De pintar un desnudo femenino a ingresar en un convento

R. S.MÁLAGA
De pintar un desnudo femenino a ingresar en un convento

Con apenas 40 años, la vida de Aurelia Navarro dio un vuelco: tras conocer el éxito, lo dejó todo para ingresar en el convento de las Adoratrices. La presión social se impuso a sus inquietudes artísticas. Granadina nacida en 1882, desde su juventud destacó en la pintura, arte que aprendió de maestros como Larrocha y Muñoz Lucena.

Se enfrentó a los tabúes de su entorno al convertirse en una de las primeras españolas en retratar un desnudo en un cuadro inspirado en 'La Venus del espejo' de Velázquez. Lo tituló 'Desnudo femenino' (actualmente, en la Diputación de Granada) y, pese a ser polémico en su tiempo, obtuvo una medalla de bronce en la Exposición Nacional de 1908. En la organizada cuatro años antes, ya fue reconocida con una mención honorífica por su cuadro 'Sueño tranquilo'. Se centró en la temática femenina, inmortalizando a niñas y a mujeres con mantones.

__________

Según el artículo sobre Aurelia Navarro, ¿qué galardón recibió su cuadro 'Desnudo femenino' en la Exposición Nacional de 1908?

Registros extraídos

__________

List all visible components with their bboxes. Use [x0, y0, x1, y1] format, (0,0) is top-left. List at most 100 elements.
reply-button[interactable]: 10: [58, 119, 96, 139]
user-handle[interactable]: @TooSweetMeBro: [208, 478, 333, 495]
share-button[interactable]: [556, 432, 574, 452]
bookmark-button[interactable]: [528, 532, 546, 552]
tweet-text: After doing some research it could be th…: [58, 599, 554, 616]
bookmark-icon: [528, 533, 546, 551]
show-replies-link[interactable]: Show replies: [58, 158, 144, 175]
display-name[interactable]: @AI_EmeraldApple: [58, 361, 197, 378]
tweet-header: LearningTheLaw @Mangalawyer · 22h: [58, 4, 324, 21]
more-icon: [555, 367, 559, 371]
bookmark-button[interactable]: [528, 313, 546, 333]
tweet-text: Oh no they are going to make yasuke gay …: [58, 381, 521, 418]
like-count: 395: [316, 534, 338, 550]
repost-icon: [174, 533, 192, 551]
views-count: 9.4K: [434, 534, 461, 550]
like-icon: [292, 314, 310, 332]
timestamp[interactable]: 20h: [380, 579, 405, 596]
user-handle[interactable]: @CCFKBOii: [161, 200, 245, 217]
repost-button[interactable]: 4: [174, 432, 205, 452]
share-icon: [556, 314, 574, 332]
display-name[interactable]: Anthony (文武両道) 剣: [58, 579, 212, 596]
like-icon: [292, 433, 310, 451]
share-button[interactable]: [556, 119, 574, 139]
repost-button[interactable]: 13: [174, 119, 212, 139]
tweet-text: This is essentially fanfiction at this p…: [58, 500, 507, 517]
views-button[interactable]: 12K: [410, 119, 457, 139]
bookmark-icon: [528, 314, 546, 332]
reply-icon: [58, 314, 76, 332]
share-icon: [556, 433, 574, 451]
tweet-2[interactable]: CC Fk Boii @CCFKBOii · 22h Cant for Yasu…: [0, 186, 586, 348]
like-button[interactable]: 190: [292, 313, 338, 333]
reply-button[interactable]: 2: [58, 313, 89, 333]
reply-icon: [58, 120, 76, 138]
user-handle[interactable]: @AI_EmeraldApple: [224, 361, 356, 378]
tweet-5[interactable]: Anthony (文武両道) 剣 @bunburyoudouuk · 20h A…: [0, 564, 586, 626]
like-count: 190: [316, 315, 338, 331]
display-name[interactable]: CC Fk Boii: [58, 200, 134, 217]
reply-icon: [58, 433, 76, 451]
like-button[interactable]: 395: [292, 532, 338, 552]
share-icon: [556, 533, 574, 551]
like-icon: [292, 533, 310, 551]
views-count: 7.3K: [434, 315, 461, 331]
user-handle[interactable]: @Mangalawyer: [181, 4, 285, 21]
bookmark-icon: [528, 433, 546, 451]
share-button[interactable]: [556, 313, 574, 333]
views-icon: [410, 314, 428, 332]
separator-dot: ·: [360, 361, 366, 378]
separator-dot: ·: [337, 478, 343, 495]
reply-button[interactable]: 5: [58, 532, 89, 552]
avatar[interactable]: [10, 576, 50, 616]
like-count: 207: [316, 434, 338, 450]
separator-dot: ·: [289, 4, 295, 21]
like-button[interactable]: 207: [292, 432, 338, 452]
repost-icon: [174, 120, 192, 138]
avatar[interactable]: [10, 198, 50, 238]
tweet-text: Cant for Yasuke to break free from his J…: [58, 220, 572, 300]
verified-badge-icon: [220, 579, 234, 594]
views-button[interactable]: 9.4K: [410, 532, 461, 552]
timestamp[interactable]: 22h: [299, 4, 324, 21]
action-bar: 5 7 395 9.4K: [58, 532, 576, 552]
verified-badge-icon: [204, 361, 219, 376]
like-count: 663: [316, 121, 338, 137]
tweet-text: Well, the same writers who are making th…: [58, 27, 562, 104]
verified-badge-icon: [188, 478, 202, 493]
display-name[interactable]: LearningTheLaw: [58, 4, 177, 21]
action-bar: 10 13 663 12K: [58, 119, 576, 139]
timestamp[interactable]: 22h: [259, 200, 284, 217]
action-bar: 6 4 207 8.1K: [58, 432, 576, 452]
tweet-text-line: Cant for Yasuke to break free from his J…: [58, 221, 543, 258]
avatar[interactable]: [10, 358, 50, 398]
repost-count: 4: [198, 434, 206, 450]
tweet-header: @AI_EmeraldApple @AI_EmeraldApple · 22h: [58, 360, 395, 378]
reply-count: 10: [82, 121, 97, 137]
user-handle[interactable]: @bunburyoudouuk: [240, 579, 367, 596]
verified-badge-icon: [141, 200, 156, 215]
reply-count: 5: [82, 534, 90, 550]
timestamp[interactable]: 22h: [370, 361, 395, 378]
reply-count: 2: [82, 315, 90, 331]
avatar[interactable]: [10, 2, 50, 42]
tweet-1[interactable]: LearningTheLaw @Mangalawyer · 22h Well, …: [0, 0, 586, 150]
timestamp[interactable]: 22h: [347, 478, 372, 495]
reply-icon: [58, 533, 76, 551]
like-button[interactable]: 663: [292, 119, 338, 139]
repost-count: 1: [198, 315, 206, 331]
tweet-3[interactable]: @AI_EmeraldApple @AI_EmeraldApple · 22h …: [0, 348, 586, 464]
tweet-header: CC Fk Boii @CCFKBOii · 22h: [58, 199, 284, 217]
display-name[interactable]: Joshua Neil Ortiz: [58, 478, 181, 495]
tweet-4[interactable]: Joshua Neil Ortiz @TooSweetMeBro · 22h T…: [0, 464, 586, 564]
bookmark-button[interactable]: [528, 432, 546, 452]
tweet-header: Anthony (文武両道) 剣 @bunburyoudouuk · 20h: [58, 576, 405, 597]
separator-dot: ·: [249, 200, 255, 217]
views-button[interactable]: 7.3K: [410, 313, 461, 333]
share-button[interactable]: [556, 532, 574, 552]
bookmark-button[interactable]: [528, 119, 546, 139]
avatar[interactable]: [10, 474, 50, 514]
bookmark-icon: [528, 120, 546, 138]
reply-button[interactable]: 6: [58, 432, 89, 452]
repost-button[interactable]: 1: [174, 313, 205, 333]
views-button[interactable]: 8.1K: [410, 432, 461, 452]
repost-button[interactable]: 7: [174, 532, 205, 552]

__________

Respuesta del ejercicio: Una medalla de bronce.